• _SOURCE EXCERPT_:
____

Python Program to Solve Matrix-Chain Multiplication using Dynamic Programming with Memoization

This is a Python program to solve matrix-chain multiplication using dynamic programming with top-down approach or memoization.

Problem Description

In the matrix-chain multiplication problem, we are given a sequence of matrices A(1), A(2), …, A(n). The aim is to compute the product A(1)…A(n) with the minimum number of scalar multiplications. Thus, we have to find an optimal parenthesization of the matrix product A(1)…A(n) such that the cost of computing the product is minimized.

Problem Solution

1. Three functions are defined, matrix_product, matrix_product_helper and print_parenthesization.
2. matrix_product_helper takes as arguments a list p, two 2D tables m and s, and two indexes start and end.
3. The function stores the minimum number of scalar multiplications needed to compute the product A(i) x A(i + 1) x … x A(j) in m[i][j].
4. The index of the matrix after which the above product is split in an optimal parenthesization is stored in s[i][j].
5. p[0… n] is a list such that matrix A(i) has dimensions p[i – 1] x p[i].
6. The function returns m[start][end].
7. That is, it returns the minimum computations needed to evaluate A(start) x … x A(end).

____

• _TASK A_:
Answer these questions from the matrix-chain multiplication page:
(i) Which three functions does the solution define?
(ii) What dimensions does matrix A(i) have in terms of the list p?
(iii) What is stored in s[i][j]?

____

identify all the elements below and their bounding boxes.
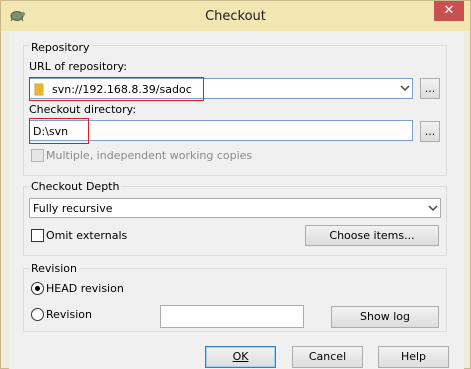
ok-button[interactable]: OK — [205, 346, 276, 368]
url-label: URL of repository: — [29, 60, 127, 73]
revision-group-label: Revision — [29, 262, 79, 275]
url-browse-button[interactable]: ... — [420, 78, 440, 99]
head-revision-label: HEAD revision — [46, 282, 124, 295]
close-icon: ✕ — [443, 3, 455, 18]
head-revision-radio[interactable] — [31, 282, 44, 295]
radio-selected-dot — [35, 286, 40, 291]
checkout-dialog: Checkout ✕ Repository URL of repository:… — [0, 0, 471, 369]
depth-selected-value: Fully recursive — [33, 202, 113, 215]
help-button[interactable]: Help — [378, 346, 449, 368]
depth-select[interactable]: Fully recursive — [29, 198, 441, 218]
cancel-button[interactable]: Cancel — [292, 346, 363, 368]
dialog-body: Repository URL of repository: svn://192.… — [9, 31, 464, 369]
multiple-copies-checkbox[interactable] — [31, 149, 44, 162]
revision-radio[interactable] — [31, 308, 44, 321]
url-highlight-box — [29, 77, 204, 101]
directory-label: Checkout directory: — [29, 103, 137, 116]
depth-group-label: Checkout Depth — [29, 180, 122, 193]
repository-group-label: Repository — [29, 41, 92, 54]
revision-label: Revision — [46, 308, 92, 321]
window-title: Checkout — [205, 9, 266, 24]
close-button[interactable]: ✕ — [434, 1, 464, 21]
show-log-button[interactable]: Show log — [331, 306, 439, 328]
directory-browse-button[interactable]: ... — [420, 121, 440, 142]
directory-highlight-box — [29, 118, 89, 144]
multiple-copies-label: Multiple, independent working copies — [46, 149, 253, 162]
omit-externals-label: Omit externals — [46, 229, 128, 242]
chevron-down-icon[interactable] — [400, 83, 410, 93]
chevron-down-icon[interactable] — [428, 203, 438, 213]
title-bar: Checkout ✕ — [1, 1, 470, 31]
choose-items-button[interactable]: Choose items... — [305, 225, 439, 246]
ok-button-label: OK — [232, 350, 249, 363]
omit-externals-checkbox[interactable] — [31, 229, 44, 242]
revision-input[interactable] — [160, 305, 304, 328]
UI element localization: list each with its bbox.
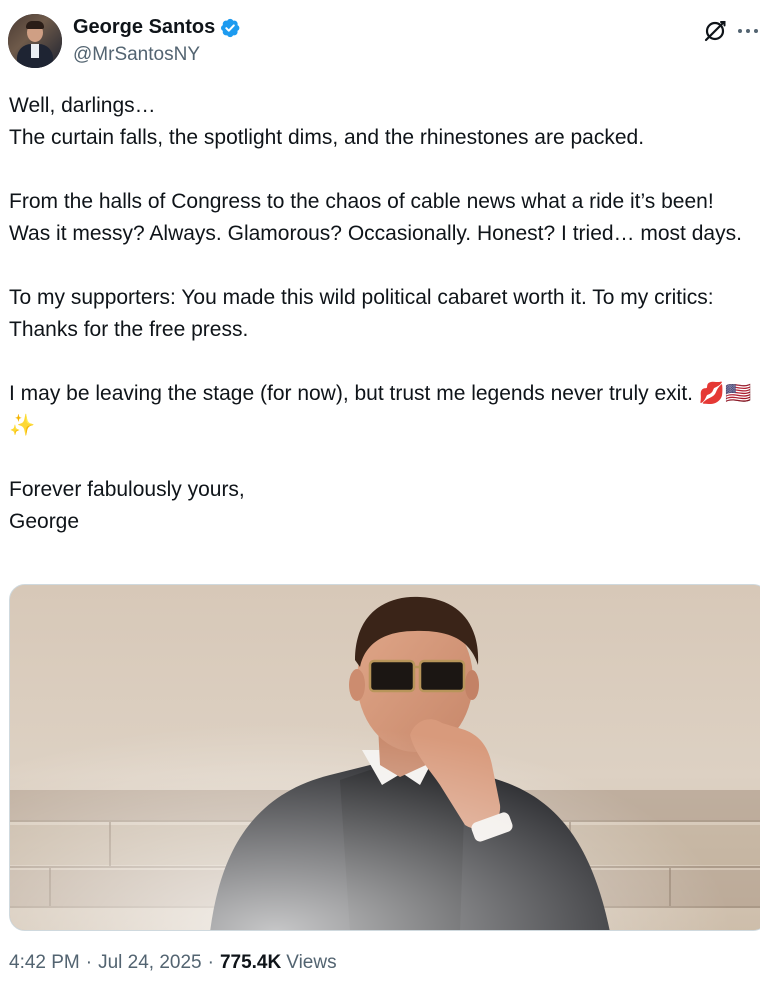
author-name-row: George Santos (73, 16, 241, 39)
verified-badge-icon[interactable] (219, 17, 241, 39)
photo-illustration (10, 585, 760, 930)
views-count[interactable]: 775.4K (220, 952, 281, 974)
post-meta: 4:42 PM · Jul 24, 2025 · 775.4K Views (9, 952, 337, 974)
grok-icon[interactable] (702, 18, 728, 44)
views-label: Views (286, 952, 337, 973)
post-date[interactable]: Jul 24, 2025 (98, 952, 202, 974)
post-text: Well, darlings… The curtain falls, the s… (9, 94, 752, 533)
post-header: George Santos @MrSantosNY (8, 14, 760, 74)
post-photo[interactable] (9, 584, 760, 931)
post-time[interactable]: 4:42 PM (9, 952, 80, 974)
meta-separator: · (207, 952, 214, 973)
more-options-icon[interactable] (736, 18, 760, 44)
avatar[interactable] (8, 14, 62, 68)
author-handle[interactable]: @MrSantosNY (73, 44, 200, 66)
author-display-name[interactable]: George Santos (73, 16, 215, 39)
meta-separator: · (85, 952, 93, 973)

____

• _TASK B_:
Format part of the records as a JSON list of strings, one string for each line and no blank lines. Begin at the line containing "author-name-row: George Santos" and stop after the last line of the records.

• _SOLUTION A_:
(i) matrix_product, matrix_product_helper and print_parenthesization.
(ii) p[i – 1] x p[i].
(iii) The index of the matrix after which the product A(i) x A(i + 1) x … x A(j) is split in an optimal parenthesization.

• _SOLUTION B_:
[
  "author-name-row: George Santos (73, 16, 241, 39)",
  "verified-badge-icon[interactable] (219, 17, 241, 39)",
  "photo-illustration (10, 585, 760, 930)",
  "views-count[interactable]: 775.4K (220, 952, 281, 974)",
  "post-meta: 4:42 PM · Jul 24, 2025 · 775.4K Views (9, 952, 337, 974)",
  "grok-icon[interactable] (702, 18, 728, 44)",
  "views-label: Views (286, 952, 337, 973)",
  "post-date[interactable]: Jul 24, 2025 (98, 952, 202, 974)",
  "post-text: Well, darlings… The curtain falls, the s… (9, 94, 752, 533)",
  "post-header: George Santos @MrSantosNY (8, 14, 760, 74)",
  "post-photo[interactable] (9, 584, 760, 931)",
  "post-time[interactable]: 4:42 PM (9, 952, 80, 974)",
  "meta-separator: · (207, 952, 214, 973)",
  "more-options-icon[interactable] (736, 18, 760, 44)",
  "avatar[interactable] (8, 14, 62, 68)",
  "author-handle[interactable]: @MrSantosNY (73, 44, 200, 66)",
  "author-display-name[interactable]: George Santos (73, 16, 215, 39)",
  "meta-separator: · (85, 952, 93, 973)"
]